Given task: What follows is a block of records; restate each one word for word.

Dataset records
------
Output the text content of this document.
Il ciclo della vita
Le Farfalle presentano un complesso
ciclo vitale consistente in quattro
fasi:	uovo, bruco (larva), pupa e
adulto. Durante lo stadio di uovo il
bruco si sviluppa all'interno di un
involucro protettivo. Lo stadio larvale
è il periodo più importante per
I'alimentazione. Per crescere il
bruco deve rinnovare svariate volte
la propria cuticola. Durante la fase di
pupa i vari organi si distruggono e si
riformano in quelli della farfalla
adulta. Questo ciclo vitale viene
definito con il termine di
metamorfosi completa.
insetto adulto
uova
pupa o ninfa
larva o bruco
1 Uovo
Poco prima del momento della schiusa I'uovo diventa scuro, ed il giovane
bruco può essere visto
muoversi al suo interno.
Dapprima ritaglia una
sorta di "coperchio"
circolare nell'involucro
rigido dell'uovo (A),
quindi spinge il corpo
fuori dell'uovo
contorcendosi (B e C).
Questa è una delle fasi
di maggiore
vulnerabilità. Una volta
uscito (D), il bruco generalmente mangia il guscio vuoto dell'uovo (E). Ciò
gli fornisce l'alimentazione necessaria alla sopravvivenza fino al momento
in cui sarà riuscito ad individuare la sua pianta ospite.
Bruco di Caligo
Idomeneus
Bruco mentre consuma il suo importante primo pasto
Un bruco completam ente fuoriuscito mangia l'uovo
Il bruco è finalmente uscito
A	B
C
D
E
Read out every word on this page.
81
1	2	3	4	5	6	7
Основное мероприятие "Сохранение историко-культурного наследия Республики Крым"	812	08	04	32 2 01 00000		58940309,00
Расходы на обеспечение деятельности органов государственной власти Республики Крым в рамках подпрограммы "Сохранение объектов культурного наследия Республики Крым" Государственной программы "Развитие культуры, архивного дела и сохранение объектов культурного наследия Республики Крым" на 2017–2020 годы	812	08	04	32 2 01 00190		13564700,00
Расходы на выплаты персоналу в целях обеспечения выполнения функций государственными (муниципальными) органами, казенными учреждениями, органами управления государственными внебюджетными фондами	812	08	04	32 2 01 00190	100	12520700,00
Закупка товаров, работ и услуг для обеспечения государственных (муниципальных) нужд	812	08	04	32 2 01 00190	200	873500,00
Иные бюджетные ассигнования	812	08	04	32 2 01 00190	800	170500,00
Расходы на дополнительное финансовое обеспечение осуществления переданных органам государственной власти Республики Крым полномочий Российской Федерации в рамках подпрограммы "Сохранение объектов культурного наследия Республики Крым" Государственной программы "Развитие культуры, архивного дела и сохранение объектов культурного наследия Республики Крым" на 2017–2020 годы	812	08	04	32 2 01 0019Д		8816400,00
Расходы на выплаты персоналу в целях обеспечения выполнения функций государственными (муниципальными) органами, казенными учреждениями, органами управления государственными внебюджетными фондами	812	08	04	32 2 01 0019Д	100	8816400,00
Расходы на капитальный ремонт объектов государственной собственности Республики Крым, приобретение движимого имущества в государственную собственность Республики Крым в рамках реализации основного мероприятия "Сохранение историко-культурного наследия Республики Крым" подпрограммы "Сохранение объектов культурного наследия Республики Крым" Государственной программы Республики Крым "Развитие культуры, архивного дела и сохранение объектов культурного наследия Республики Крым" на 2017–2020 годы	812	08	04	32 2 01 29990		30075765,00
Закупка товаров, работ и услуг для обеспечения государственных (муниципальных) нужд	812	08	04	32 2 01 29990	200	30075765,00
------
Answer for the task:
Output the text content of this document.
Il ciclo della vita
Le Farfalle presentano un complesso
ciclo vitale consistente in quattro
fasi:	uovo, bruco (larva), pupa e
adulto. Durante lo stadio di uovo il
bruco si sviluppa all'interno di un
involucro protettivo. Lo stadio larvale
è il periodo più importante per
I'alimentazione. Per crescere il
bruco deve rinnovare svariate volte
la propria cuticola. Durante la fase di
pupa i vari organi si distruggono e si
riformano in quelli della farfalla
adulta. Questo ciclo vitale viene
definito con il termine di
metamorfosi completa.
insetto adulto
uova
pupa o ninfa
larva o bruco
1 Uovo
Poco prima del momento della schiusa I'uovo diventa scuro, ed il giovane
bruco può essere visto
muoversi al suo interno.
Dapprima ritaglia una
sorta di "coperchio"
circolare nell'involucro
rigido dell'uovo (A),
quindi spinge il corpo
fuori dell'uovo
contorcendosi (B e C).
Questa è una delle fasi
di maggiore
vulnerabilità. Una volta
uscito (D), il bruco generalmente mangia il guscio vuoto dell'uovo (E). Ciò
gli fornisce l'alimentazione necessaria alla sopravvivenza fino al momento
in cui sarà riuscito ad individuare la sua pianta ospite.
Bruco di Caligo
Idomeneus
Bruco mentre consuma il suo importante primo pasto
Un bruco completam ente fuoriuscito mangia l'uovo
Il bruco è finalmente uscito
A	B
C
D
E
Read out every word on this page.
81
1	2	3	4	5	6	7
Основное мероприятие "Сохранение историко-культурного наследия Республики Крым"	812	08	04	32 2 01 00000		58940309,00
Расходы на обеспечение деятельности органов государственной власти Республики Крым в рамках подпрограммы "Сохранение объектов культурного наследия Республики Крым" Государственной программы "Развитие культуры, архивного дела и сохранение объектов культурного наследия Республики Крым" на 2017–2020 годы	812	08	04	32 2 01 00190		13564700,00
Расходы на выплаты персоналу в целях обеспечения выполнения функций государственными (муниципальными) органами, казенными учреждениями, органами управления государственными внебюджетными фондами	812	08	04	32 2 01 00190	100	12520700,00
Закупка товаров, работ и услуг для обеспечения государственных (муниципальных) нужд	812	08	04	32 2 01 00190	200	873500,00
Иные бюджетные ассигнования	812	08	04	32 2 01 00190	800	170500,00
Расходы на дополнительное финансовое обеспечение осуществления переданных органам государственной власти Республики Крым полномочий Российской Федерации в рамках подпрограммы "Сохранение объектов культурного наследия Республики Крым" Государственной программы "Развитие культуры, архивного дела и сохранение объектов культурного наследия Республики Крым" на 2017–2020 годы	812	08	04	32 2 01 0019Д		8816400,00
Расходы на выплаты персоналу в целях обеспечения выполнения функций государственными (муниципальными) органами, казенными учреждениями, органами управления государственными внебюджетными фондами	812	08	04	32 2 01 0019Д	100	8816400,00
Расходы на капитальный ремонт объектов государственной собственности Республики Крым, приобретение движимого имущества в государственную собственность Республики Крым в рамках реализации основного мероприятия "Сохранение историко-культурного наследия Республики Крым" подпрограммы "Сохранение объектов культурного наследия Республики Крым" Государственной программы Республики Крым "Развитие культуры, архивного дела и сохранение объектов культурного наследия Республики Крым" на 2017–2020 годы	812	08	04	32 2 01 29990		30075765,00
Закупка товаров, работ и услуг для обеспечения государственных (муниципальных) нужд	812	08	04	32 2 01 29990	200	30075765,00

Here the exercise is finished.